Where the data below has the string "شفويا", return the whole line.

--- Start ---

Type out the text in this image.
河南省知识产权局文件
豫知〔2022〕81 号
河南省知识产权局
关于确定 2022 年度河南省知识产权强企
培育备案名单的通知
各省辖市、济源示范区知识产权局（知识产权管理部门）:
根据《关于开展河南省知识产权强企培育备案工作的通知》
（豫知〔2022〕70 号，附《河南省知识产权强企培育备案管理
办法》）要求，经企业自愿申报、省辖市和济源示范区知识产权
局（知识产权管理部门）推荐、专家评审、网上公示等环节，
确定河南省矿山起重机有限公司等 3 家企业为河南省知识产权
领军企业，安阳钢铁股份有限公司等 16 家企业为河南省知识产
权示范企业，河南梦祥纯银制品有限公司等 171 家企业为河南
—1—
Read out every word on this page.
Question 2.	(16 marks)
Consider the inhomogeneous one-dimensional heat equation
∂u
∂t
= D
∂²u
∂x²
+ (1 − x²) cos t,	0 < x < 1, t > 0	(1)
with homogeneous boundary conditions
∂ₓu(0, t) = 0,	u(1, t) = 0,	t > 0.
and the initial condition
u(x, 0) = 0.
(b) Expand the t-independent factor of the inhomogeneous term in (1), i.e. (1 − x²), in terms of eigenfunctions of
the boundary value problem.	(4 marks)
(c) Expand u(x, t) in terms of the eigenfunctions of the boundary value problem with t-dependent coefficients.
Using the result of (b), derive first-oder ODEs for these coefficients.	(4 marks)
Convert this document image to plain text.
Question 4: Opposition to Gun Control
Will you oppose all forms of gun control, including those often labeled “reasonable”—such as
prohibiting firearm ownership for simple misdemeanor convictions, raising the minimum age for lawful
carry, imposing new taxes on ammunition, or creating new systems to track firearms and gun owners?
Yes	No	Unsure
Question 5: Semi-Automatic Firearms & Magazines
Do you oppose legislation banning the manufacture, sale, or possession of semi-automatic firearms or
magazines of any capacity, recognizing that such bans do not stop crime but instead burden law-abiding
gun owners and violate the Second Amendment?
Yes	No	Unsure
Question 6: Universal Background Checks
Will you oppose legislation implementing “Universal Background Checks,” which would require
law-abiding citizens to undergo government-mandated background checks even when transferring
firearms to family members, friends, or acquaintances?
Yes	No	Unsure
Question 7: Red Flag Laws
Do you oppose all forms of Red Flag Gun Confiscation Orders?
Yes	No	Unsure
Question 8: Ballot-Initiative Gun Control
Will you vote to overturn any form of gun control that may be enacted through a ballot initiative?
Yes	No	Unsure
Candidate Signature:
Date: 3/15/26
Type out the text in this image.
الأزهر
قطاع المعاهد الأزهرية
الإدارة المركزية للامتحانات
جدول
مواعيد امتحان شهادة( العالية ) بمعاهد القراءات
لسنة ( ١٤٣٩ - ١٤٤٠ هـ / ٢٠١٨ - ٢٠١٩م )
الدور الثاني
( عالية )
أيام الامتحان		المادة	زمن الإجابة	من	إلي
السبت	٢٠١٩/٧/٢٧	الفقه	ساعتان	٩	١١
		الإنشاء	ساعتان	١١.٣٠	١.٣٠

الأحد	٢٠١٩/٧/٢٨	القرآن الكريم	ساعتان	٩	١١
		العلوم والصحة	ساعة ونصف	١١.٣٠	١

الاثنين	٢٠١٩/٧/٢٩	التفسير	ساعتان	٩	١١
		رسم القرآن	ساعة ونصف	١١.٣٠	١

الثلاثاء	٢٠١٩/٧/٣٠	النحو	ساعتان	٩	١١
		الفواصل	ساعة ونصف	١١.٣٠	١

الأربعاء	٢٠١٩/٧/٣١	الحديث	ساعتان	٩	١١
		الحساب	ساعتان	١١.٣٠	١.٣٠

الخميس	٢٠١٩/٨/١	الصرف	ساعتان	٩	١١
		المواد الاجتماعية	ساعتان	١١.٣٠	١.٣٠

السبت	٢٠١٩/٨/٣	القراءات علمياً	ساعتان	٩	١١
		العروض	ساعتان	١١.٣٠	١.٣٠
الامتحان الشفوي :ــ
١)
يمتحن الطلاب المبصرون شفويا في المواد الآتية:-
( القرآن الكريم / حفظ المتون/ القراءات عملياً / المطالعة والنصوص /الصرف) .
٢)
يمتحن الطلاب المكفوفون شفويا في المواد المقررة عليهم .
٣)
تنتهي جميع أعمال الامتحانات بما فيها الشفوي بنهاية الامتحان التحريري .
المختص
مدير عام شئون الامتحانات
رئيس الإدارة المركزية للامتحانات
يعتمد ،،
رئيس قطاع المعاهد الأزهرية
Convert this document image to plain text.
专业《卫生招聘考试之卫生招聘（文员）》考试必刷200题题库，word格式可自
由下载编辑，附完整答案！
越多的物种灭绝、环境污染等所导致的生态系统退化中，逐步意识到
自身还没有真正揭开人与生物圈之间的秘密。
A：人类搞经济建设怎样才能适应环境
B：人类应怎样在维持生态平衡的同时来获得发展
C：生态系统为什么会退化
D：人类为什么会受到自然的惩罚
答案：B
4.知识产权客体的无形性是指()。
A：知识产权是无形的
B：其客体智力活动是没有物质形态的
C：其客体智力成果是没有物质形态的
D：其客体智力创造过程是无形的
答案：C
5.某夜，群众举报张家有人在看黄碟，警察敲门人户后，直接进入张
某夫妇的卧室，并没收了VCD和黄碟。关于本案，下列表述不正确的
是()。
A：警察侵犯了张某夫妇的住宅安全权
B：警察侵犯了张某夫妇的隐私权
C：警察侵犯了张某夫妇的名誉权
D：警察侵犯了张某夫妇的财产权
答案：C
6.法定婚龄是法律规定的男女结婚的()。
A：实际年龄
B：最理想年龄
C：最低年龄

--- End ---

- **Written response**:
يمتحن الطلاب المبصرون شفويا في المواد الآتية:-
يمتحن الطلاب المكفوفون شفويا في المواد المقررة عليهم .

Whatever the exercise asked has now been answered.